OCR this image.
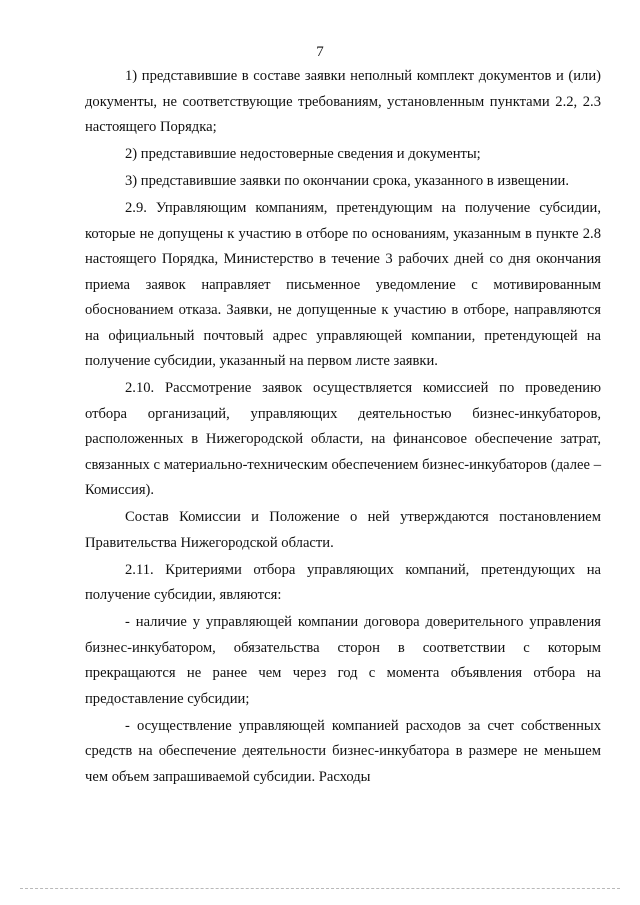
7

1) представившие в составе заявки неполный комплект документов и (или) документы, не соответствующие требованиям, установленным пунктами 2.2, 2.3 настоящего Порядка;

2) представившие недостоверные сведения и документы;

3) представившие заявки по окончании срока, указанного в извещении.

2.9. Управляющим компаниям, претендующим на получение субсидии, которые не допущены к участию в отборе по основаниям, указанным в пункте 2.8 настоящего Порядка, Министерство в течение 3 рабочих дней со дня окончания приема заявок направляет письменное уведомление с мотивированным обоснованием отказа. Заявки, не допущенные к участию в отборе, направляются на официальный почтовый адрес управляющей компании, претендующей на получение субсидии, указанный на первом листе заявки.

2.10. Рассмотрение заявок осуществляется комиссией по проведению отбора организаций, управляющих деятельностью бизнес-инкубаторов, расположенных в Нижегородской области, на финансовое обеспечение затрат, связанных с материально-техническим обеспечением бизнес-инкубаторов (далее – Комиссия).

Состав Комиссии и Положение о ней утверждаются постановлением Правительства Нижегородской области.

2.11. Критериями отбора управляющих компаний, претендующих на получение субсидии, являются:

- наличие у управляющей компании договора доверительного управления бизнес-инкубатором, обязательства сторон в соответствии с которым прекращаются не ранее чем через год с момента объявления отбора на предоставление субсидии;

- осуществление управляющей компанией расходов за счет собственных средств на обеспечение деятельности бизнес-инкубатора в размере не меньшем чем объем запрашиваемой субсидии. Расходы
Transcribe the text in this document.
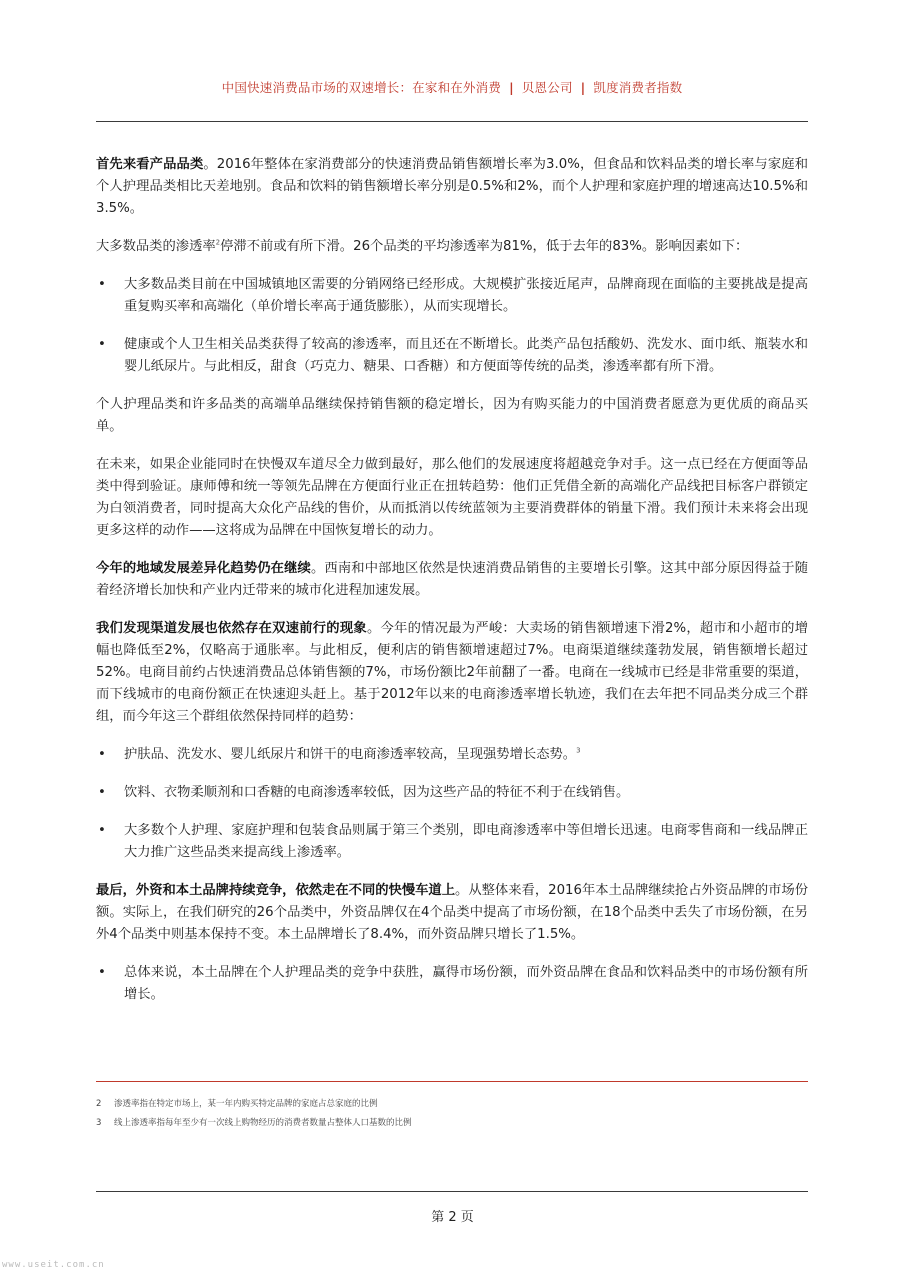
中国快速消费品市场的双速增长：在家和在外消费 | 贝恩公司 | 凯度消费者指数

首先来看产品品类。2016年整体在家消费部分的快速消费品销售额增长率为3.0%，但食品和饮料品类的增长率与家庭和个人护理品类相比天差地别。食品和饮料的销售额增长率分别是0.5%和2%，而个人护理和家庭护理的增速高达10.5%和3.5%。

大多数品类的渗透率$^2$停滞不前或有所下滑。26个品类的平均渗透率为81%，低于去年的83%。影响因素如下：

• 大多数品类目前在中国城镇地区需要的分销网络已经形成。大规模扩张接近尾声，品牌商现在面临的主要挑战是提高重复购买率和高端化（单价增长率高于通货膨胀），从而实现增长。
• 健康或个人卫生相关品类获得了较高的渗透率，而且还在不断增长。此类产品包括酸奶、洗发水、面巾纸、瓶装水和婴儿纸尿片。与此相反，甜食（巧克力、糖果、口香糖）和方便面等传统的品类，渗透率都有所下滑。

个人护理品类和许多品类的高端单品继续保持销售额的稳定增长，因为有购买能力的中国消费者愿意为更优质的商品买单。

在未来，如果企业能同时在快慢双车道尽全力做到最好，那么他们的发展速度将超越竞争对手。这一点已经在方便面等品类中得到验证。康师傅和统一等领先品牌在方便面行业正在扭转趋势：他们正凭借全新的高端化产品线把目标客户群锁定为白领消费者，同时提高大众化产品线的售价，从而抵消以传统蓝领为主要消费群体的销量下滑。我们预计未来将会出现更多这样的动作——这将成为品牌在中国恢复增长的动力。

今年的地域发展差异化趋势仍在继续。西南和中部地区依然是快速消费品销售的主要增长引擎。这其中部分原因得益于随着经济增长加快和产业内迁带来的城市化进程加速发展。

我们发现渠道发展也依然存在双速前行的现象。今年的情况最为严峻：大卖场的销售额增速下滑2%，超市和小超市的增幅也降低至2%，仅略高于通胀率。与此相反，便利店的销售额增速超过7%。电商渠道继续蓬勃发展，销售额增长超过52%。电商目前约占快速消费品总体销售额的7%，市场份额比2年前翻了一番。电商在一线城市已经是非常重要的渠道，而下线城市的电商份额正在快速迎头赶上。基于2012年以来的电商渗透率增长轨迹，我们在去年把不同品类分成三个群组，而今年这三个群组依然保持同样的趋势：

• 护肤品、洗发水、婴儿纸尿片和饼干的电商渗透率较高，呈现强势增长态势。$^3$
• 饮料、衣物柔顺剂和口香糖的电商渗透率较低，因为这些产品的特征不利于在线销售。
• 大多数个人护理、家庭护理和包装食品则属于第三个类别，即电商渗透率中等但增长迅速。电商零售商和一线品牌正大力推广这些品类来提高线上渗透率。

最后，外资和本土品牌持续竞争，依然走在不同的快慢车道上。从整体来看，2016年本土品牌继续抢占外资品牌的市场份额。实际上，在我们研究的26个品类中，外资品牌仅在4个品类中提高了市场份额，在18个品类中丢失了市场份额，在另外4个品类中则基本保持不变。本土品牌增长了8.4%，而外资品牌只增长了1.5%。

• 总体来说，本土品牌在个人护理品类的竞争中获胜，赢得市场份额，而外资品牌在食品和饮料品类中的市场份额有所增长。
2 渗透率指在特定市场上，某一年内购买特定品牌的家庭占总家庭的比例
3 线上渗透率指每年至少有一次线上购物经历的消费者数量占整体人口基数的比例
第 2 页
www.useit.com.cn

=====

**The task:** Pull every line containing "this" from the material above.

**Response:**
OCR this image.
Transcribe the text in this document.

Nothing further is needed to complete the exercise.